Return all entries precisely as they stand, without the images.

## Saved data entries
______
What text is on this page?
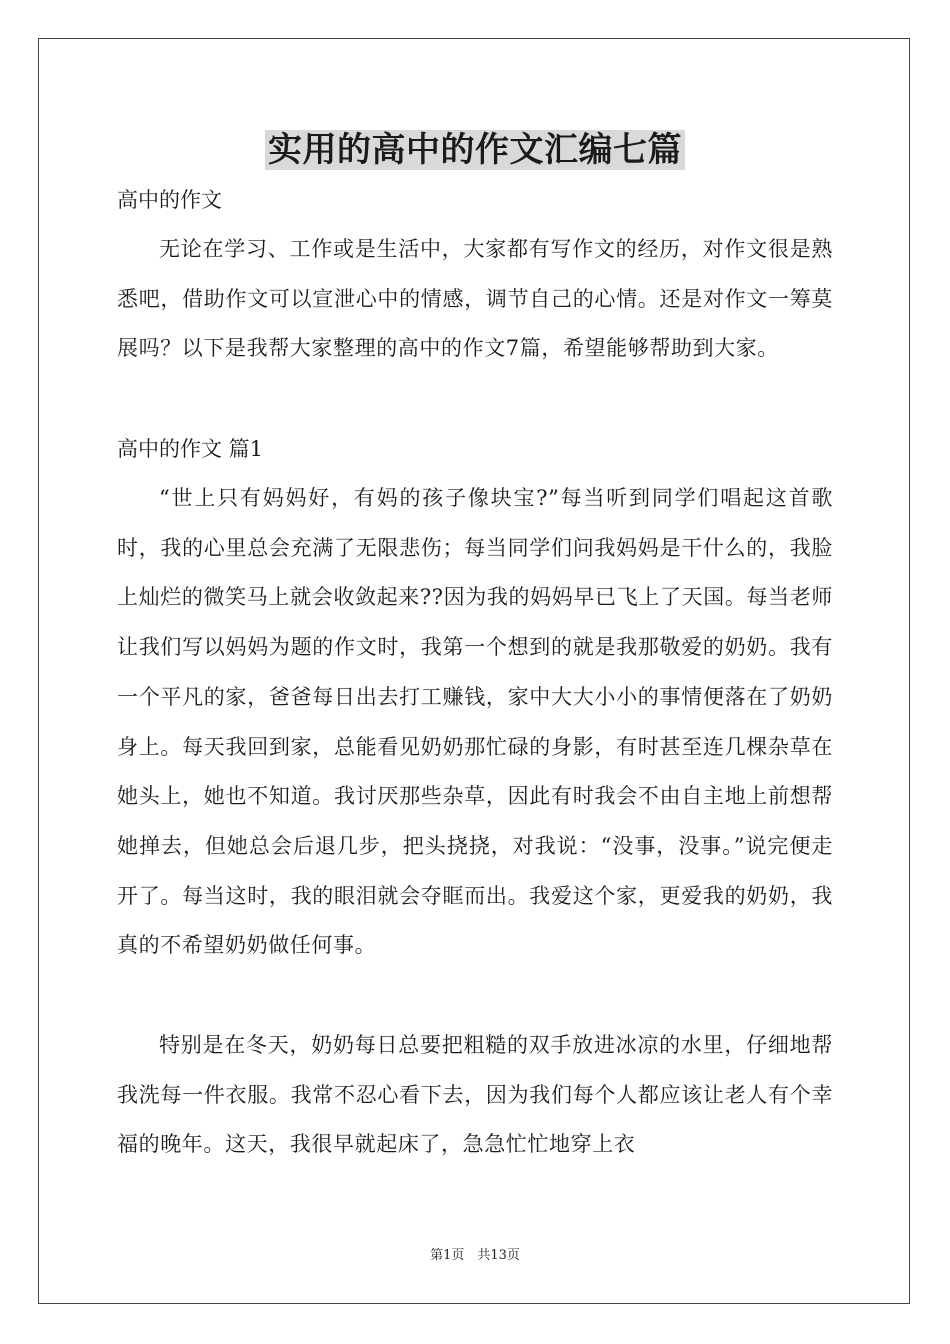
实用的高中的作文汇编七篇
高中的作文

无论在学习、工作或是生活中，大家都有写作文的经历，对作文很是熟悉吧，借助作文可以宣泄心中的情感，调节自己的心情。还是对作文一筹莫展吗？以下是我帮大家整理的高中的作文7篇，希望能够帮助到大家。

高中的作文 篇1

“世上只有妈妈好，有妈的孩子像块宝?”每当听到同学们唱起这首歌时，我的心里总会充满了无限悲伤；每当同学们问我妈妈是干什么的，我脸上灿烂的微笑马上就会收敛起来??因为我的妈妈早已飞上了天国。每当老师让我们写以妈妈为题的作文时，我第一个想到的就是我那敬爱的奶奶。我有一个平凡的家，爸爸每日出去打工赚钱，家中大大小小的事情便落在了奶奶身上。每天我回到家，总能看见奶奶那忙碌的身影，有时甚至连几棵杂草在她头上，她也不知道。我讨厌那些杂草，因此有时我会不由自主地上前想帮她掸去，但她总会后退几步，把头挠挠，对我说：“没事，没事。”说完便走开了。每当这时，我的眼泪就会夺眶而出。我爱这个家，更爱我的奶奶，我真的不希望奶奶做任何事。

特别是在冬天，奶奶每日总要把粗糙的双手放进冰凉的水里，仔细地帮我洗每一件衣服。我常不忍心看下去，因为我们每个人都应该让老人有个幸福的晚年。这天，我很早就起床了，急急忙忙地穿上衣

第1页　共13页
______
## Answer for the task
What text is on this page?
实用的高中的作文汇编七篇
高中的作文

无论在学习、工作或是生活中，大家都有写作文的经历，对作文很是熟悉吧，借助作文可以宣泄心中的情感，调节自己的心情。还是对作文一筹莫展吗？以下是我帮大家整理的高中的作文7篇，希望能够帮助到大家。

高中的作文 篇1

“世上只有妈妈好，有妈的孩子像块宝?”每当听到同学们唱起这首歌时，我的心里总会充满了无限悲伤；每当同学们问我妈妈是干什么的，我脸上灿烂的微笑马上就会收敛起来??因为我的妈妈早已飞上了天国。每当老师让我们写以妈妈为题的作文时，我第一个想到的就是我那敬爱的奶奶。我有一个平凡的家，爸爸每日出去打工赚钱，家中大大小小的事情便落在了奶奶身上。每天我回到家，总能看见奶奶那忙碌的身影，有时甚至连几棵杂草在她头上，她也不知道。我讨厌那些杂草，因此有时我会不由自主地上前想帮她掸去，但她总会后退几步，把头挠挠，对我说：“没事，没事。”说完便走开了。每当这时，我的眼泪就会夺眶而出。我爱这个家，更爱我的奶奶，我真的不希望奶奶做任何事。

特别是在冬天，奶奶每日总要把粗糙的双手放进冰凉的水里，仔细地帮我洗每一件衣服。我常不忍心看下去，因为我们每个人都应该让老人有个幸福的晚年。这天，我很早就起床了，急急忙忙地穿上衣

第1页　共13页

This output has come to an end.